Stored items:
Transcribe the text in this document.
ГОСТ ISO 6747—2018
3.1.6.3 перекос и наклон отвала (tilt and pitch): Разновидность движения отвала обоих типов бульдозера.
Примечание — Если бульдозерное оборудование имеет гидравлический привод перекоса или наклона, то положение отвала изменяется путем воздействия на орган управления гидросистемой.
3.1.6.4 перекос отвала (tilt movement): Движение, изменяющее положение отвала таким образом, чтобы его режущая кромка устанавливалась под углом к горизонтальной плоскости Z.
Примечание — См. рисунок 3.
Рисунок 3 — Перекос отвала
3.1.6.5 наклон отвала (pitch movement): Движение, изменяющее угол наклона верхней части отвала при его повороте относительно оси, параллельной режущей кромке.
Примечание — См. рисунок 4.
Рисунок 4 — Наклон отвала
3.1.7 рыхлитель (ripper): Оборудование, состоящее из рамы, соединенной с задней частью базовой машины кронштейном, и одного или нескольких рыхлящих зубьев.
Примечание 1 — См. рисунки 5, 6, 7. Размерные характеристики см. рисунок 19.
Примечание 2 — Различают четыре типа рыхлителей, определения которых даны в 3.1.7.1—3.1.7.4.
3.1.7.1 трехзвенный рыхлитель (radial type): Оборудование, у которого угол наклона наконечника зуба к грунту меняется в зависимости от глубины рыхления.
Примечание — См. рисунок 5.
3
* * *
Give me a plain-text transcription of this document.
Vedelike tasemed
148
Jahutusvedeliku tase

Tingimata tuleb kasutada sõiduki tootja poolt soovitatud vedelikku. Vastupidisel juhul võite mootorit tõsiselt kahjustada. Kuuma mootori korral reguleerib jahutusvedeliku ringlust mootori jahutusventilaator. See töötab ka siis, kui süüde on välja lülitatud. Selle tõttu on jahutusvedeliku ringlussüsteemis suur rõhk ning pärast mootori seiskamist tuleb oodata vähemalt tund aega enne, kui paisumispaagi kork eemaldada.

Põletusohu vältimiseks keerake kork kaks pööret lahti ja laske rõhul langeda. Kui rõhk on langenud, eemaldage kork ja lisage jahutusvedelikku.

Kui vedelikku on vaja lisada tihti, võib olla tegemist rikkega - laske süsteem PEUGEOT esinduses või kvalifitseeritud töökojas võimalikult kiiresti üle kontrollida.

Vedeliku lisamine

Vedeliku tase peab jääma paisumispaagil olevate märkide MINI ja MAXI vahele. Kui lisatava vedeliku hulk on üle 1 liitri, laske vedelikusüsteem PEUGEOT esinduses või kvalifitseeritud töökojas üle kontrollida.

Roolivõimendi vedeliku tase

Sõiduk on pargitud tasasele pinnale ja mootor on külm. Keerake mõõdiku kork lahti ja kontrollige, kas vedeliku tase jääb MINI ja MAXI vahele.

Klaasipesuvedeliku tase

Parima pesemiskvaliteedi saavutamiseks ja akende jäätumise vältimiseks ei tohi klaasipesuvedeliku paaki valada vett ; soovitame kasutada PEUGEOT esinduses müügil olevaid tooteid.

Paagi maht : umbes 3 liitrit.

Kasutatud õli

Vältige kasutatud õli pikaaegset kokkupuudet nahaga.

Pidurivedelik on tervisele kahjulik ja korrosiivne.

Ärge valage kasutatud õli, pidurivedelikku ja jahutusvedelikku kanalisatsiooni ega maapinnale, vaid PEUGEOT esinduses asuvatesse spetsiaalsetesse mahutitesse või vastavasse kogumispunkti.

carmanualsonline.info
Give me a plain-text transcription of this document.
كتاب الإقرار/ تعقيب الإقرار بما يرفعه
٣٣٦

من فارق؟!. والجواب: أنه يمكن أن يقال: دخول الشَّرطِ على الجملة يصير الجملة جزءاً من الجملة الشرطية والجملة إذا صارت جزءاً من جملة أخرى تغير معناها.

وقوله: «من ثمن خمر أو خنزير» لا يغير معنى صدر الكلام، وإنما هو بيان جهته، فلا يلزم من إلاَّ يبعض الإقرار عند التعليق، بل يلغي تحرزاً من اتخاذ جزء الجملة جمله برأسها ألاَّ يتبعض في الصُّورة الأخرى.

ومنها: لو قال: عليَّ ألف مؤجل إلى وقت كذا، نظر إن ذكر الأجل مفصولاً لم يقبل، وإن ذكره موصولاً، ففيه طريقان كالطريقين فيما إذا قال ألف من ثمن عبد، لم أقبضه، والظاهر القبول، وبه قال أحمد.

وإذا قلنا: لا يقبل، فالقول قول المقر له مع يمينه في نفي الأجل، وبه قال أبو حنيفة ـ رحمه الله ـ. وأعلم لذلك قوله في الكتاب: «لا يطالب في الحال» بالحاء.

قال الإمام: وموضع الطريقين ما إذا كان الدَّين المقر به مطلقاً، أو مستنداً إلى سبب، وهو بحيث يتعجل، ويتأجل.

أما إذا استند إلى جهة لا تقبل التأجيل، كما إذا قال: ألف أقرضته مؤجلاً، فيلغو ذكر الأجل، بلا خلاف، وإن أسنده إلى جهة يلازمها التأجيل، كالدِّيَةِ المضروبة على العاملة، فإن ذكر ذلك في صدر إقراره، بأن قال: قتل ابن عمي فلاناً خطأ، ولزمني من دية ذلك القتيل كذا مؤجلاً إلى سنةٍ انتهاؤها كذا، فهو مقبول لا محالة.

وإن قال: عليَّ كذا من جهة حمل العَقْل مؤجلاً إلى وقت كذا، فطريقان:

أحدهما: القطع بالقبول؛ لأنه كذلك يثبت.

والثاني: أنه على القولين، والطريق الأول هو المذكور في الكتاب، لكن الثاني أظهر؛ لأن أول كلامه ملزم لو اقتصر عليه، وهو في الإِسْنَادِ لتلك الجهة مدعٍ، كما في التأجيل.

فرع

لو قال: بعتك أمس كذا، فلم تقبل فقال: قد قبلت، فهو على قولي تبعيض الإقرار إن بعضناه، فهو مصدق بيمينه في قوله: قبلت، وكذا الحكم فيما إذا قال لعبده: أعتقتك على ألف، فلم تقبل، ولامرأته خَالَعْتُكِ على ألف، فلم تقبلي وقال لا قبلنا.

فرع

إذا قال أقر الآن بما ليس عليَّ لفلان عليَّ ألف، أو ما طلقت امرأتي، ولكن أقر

* [WHAT TO DO] Search the data above for the word "угол", then gather each line in which it appears.

* [RESULT OF THIS TASK]
3.1.6.5 наклон отвала (pitch movement): Движение, изменяющее угол наклона верхней части отвала при его повороте относительно оси, параллельной режущей кромке.
3.1.7.1 трехзвенный рыхлитель (radial type): Оборудование, у которого угол наклона наконечника зуба к грунту меняется в зависимости от глубины рыхления.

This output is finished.